■ Exercise description ■
Which lines in the entries below contain the word "working"? Extract each one, treating uppercase and lowercase as different.

■ Data shown ■
- - -
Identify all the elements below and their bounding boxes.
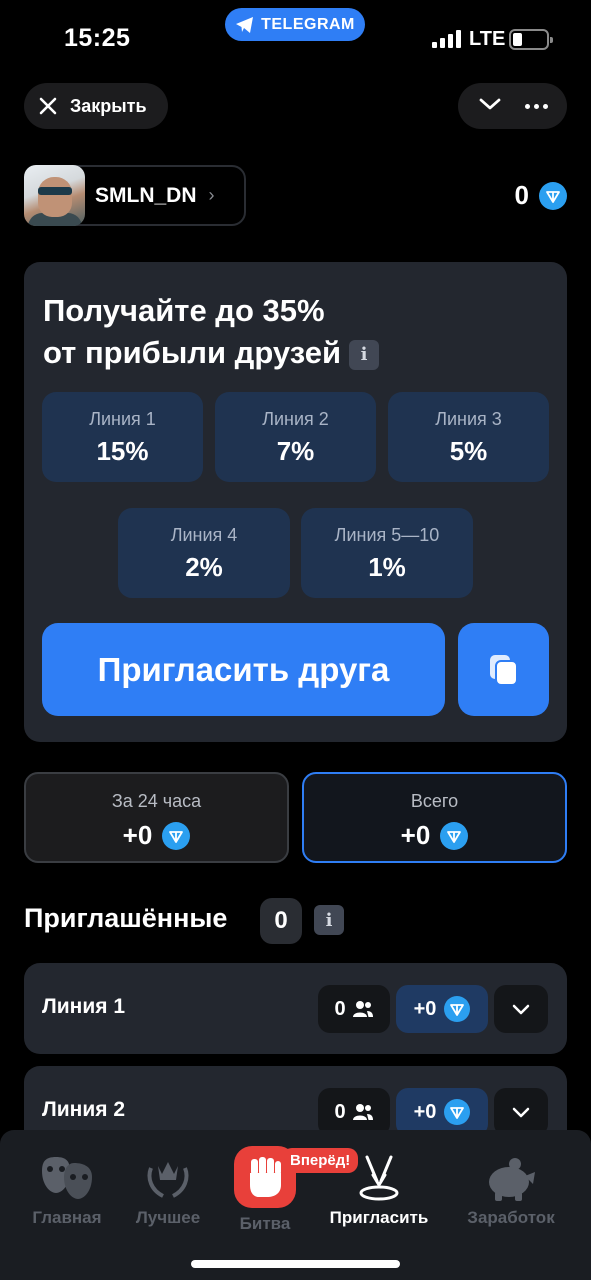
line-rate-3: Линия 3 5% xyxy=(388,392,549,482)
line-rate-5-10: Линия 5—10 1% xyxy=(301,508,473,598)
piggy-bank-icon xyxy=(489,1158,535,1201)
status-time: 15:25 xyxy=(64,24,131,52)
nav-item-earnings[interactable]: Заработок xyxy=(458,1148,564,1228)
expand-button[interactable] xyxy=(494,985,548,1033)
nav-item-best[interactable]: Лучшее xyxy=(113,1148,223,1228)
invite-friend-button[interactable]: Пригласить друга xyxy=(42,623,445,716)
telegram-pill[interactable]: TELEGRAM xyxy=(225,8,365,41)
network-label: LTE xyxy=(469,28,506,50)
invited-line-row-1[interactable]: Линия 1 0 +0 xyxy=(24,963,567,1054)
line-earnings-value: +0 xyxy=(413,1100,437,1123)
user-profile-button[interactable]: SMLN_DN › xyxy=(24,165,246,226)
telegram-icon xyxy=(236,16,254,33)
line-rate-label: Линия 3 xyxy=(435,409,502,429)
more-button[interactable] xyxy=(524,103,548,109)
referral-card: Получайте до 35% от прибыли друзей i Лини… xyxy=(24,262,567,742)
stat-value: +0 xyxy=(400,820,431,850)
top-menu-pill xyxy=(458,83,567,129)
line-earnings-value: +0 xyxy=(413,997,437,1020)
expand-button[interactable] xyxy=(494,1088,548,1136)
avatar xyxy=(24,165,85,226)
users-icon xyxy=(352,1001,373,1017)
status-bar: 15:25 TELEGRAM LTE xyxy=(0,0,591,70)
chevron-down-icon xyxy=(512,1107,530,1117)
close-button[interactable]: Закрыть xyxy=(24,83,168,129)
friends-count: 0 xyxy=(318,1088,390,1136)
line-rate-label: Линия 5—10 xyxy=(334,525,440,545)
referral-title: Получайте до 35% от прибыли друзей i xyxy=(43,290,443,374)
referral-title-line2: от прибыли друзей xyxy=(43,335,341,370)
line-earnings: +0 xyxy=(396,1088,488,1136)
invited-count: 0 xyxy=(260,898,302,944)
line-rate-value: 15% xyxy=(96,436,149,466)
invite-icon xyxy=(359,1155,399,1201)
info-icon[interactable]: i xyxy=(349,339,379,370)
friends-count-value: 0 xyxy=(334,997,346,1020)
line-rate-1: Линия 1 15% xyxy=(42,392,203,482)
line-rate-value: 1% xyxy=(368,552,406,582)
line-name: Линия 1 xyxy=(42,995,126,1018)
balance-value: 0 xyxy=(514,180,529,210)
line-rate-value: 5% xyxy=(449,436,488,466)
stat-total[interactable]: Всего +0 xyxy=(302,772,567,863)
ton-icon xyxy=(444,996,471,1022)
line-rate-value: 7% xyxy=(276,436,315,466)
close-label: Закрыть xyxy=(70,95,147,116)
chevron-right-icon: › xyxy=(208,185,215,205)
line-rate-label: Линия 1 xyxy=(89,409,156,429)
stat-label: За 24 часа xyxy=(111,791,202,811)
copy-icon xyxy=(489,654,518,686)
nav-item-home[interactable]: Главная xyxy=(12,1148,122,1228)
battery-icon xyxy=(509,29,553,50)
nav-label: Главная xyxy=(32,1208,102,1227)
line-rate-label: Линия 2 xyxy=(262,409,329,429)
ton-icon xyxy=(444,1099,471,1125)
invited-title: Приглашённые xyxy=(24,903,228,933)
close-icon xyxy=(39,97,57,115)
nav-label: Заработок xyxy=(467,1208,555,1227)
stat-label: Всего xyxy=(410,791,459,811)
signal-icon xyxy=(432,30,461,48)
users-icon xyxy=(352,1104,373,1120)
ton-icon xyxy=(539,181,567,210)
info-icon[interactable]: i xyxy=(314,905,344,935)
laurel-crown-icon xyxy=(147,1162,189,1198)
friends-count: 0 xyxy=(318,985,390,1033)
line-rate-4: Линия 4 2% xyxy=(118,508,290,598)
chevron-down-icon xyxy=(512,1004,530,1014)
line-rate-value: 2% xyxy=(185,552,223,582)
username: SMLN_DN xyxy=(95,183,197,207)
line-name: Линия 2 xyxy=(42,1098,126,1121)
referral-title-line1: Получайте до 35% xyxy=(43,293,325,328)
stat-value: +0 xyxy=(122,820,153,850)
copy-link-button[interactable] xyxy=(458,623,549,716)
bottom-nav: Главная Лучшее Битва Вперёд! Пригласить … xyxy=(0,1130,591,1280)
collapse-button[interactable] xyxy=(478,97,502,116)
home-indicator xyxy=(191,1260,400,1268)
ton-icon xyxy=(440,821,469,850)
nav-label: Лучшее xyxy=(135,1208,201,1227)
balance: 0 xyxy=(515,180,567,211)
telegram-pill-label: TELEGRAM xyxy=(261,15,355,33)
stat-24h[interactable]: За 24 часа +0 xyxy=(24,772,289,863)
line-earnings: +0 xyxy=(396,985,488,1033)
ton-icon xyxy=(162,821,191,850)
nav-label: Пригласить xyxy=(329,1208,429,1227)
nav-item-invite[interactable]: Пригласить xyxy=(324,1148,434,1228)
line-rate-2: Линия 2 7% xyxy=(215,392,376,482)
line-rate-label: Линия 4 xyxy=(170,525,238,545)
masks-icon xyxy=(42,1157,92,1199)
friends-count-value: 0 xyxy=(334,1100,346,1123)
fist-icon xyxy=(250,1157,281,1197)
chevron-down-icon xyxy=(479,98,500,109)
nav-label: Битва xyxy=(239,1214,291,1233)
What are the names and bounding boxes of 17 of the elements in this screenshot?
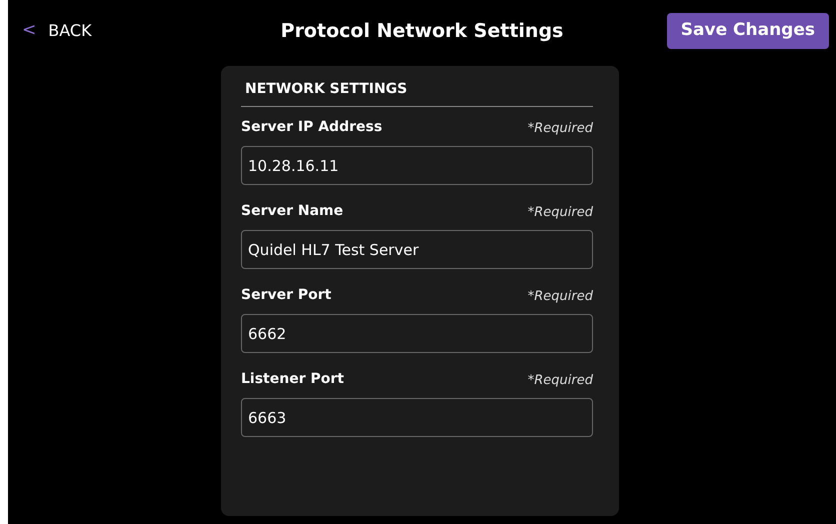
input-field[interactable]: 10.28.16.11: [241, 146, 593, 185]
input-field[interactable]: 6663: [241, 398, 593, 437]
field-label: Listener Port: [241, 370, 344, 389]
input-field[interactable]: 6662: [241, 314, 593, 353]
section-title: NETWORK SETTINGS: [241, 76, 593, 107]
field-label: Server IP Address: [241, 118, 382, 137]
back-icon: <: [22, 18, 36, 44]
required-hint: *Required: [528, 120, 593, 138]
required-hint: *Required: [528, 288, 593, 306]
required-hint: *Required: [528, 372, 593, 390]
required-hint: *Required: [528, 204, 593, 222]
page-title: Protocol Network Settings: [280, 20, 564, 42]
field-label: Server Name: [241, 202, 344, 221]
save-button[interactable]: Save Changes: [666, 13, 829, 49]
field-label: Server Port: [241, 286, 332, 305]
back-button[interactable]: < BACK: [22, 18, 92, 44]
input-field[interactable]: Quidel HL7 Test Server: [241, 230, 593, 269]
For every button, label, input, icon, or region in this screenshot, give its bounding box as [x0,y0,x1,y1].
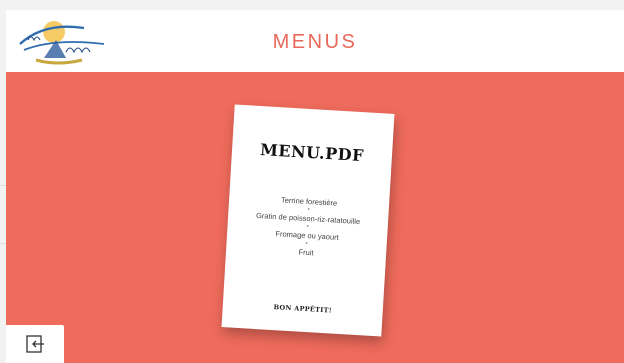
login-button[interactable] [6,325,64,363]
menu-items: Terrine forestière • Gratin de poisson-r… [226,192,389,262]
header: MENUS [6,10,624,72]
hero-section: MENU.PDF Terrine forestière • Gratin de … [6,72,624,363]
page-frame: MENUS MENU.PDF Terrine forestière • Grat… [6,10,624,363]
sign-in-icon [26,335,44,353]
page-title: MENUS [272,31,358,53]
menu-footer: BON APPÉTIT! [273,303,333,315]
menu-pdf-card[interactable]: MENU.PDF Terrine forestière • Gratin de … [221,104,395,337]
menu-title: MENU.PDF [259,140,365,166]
- - -
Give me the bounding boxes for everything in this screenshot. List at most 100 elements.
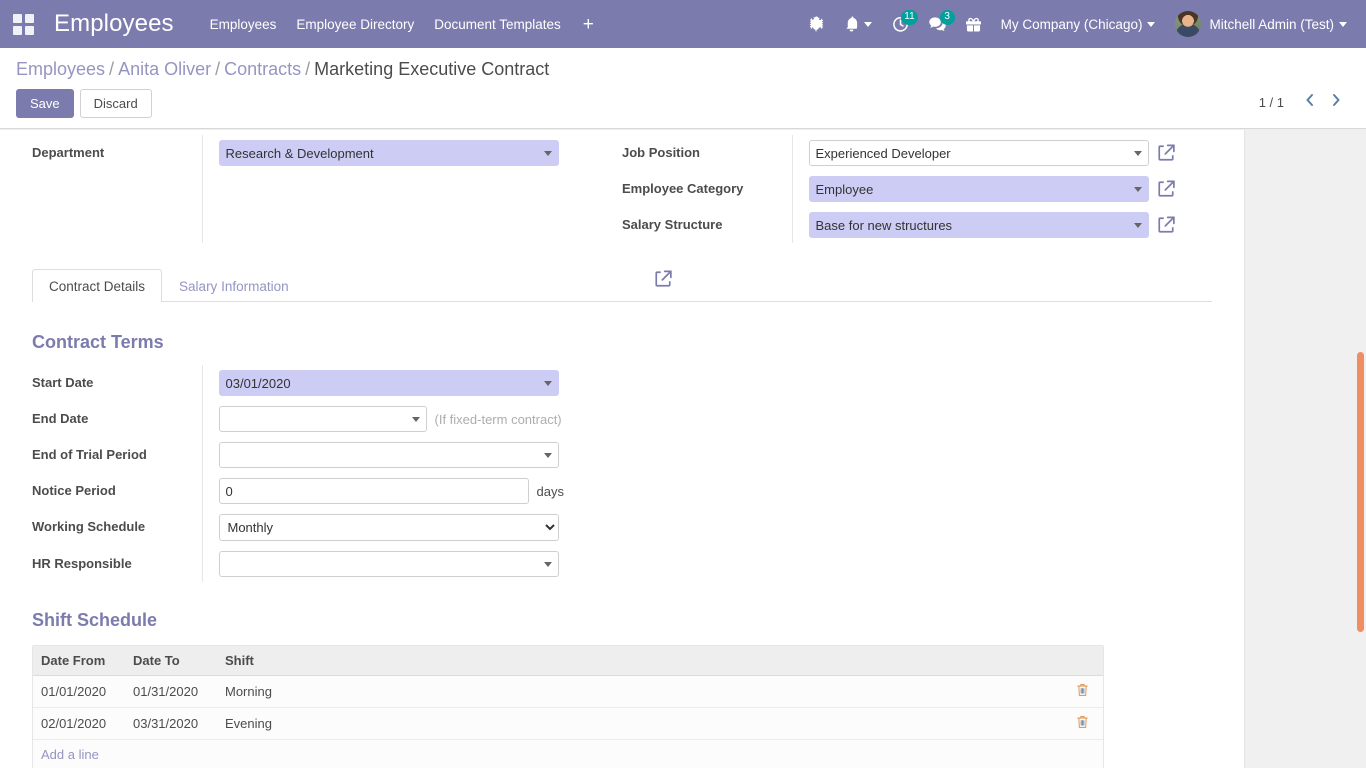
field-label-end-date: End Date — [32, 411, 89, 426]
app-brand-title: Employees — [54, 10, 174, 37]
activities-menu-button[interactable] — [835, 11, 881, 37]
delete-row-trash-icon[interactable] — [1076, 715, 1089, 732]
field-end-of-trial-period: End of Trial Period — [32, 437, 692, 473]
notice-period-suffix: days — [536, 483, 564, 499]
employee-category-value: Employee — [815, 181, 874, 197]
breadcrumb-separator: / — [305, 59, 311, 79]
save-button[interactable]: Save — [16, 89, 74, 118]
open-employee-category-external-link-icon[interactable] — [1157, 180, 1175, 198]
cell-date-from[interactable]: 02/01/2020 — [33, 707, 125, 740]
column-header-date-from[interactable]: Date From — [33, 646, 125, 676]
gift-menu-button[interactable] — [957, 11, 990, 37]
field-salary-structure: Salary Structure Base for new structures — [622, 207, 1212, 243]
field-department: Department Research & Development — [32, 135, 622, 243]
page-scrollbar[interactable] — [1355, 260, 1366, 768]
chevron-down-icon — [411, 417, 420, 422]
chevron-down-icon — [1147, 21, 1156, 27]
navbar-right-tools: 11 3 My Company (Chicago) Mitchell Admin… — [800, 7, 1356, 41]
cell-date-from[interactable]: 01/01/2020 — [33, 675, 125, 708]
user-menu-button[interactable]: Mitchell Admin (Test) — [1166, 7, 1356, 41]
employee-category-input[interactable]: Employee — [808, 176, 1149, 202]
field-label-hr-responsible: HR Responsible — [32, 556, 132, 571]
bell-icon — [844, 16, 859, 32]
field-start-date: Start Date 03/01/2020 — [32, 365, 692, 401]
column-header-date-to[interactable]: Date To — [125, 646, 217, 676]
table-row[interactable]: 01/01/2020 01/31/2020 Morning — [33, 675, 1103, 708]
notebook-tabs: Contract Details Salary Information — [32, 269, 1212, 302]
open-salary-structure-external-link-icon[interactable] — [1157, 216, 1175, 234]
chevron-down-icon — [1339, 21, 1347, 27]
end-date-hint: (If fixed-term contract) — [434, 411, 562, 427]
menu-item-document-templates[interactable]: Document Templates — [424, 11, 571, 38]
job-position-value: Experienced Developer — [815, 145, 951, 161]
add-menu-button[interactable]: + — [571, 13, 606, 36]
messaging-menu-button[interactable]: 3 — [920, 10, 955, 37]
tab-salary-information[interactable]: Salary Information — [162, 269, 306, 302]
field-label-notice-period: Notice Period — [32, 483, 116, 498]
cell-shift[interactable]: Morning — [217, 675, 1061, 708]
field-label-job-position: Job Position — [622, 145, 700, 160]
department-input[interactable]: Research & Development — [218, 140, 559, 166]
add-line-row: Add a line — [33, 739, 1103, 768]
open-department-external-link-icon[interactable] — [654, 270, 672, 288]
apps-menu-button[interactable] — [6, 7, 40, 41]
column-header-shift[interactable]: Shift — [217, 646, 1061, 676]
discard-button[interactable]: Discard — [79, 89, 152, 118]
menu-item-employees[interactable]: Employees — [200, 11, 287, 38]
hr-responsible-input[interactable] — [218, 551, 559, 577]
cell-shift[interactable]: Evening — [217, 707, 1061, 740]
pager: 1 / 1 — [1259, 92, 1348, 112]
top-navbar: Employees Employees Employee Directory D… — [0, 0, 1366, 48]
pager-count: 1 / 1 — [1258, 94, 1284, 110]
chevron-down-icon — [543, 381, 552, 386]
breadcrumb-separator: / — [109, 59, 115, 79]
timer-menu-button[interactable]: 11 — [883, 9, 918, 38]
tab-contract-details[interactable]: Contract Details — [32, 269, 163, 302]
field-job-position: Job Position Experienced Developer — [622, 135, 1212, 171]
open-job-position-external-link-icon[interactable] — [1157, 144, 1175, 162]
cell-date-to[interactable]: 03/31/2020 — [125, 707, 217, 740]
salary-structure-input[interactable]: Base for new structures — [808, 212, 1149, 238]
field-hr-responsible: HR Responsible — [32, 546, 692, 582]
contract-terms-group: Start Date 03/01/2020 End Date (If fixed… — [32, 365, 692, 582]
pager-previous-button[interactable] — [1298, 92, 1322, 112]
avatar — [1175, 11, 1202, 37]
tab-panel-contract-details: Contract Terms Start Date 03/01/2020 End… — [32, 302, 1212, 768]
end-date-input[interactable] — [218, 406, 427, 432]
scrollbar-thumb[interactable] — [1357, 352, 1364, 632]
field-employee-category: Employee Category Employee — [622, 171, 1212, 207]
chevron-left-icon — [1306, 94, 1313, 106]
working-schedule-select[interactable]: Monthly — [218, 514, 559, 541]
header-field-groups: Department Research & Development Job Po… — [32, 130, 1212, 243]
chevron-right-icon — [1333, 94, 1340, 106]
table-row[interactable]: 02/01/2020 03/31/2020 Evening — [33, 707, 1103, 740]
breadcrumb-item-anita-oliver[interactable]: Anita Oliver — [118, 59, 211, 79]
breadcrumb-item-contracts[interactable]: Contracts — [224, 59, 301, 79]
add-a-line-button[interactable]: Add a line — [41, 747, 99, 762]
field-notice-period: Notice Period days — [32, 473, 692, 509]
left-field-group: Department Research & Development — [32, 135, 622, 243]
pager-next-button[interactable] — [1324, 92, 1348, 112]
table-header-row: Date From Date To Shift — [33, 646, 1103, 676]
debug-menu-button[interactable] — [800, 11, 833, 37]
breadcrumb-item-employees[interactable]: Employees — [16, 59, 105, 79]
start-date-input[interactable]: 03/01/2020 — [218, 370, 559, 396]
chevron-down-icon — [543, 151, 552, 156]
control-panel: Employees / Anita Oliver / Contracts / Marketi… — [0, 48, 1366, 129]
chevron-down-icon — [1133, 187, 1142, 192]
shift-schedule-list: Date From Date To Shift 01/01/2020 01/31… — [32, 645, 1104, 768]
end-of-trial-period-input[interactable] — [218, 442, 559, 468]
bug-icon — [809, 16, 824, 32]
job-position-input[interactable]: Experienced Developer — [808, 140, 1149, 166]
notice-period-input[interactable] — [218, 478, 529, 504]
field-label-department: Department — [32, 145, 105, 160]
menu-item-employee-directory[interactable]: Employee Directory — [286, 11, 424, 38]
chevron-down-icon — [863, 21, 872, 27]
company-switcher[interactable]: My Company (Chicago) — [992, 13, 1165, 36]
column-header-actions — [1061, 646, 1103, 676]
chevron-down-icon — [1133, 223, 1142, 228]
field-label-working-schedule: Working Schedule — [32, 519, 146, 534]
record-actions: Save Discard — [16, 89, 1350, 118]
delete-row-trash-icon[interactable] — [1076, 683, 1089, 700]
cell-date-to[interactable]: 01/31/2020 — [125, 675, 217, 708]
- - -
■ Exercise answer ■
working-schedule-select[interactable]: Monthly — [218, 514, 559, 541]
field-label-working-schedule: Working Schedule — [32, 519, 146, 534]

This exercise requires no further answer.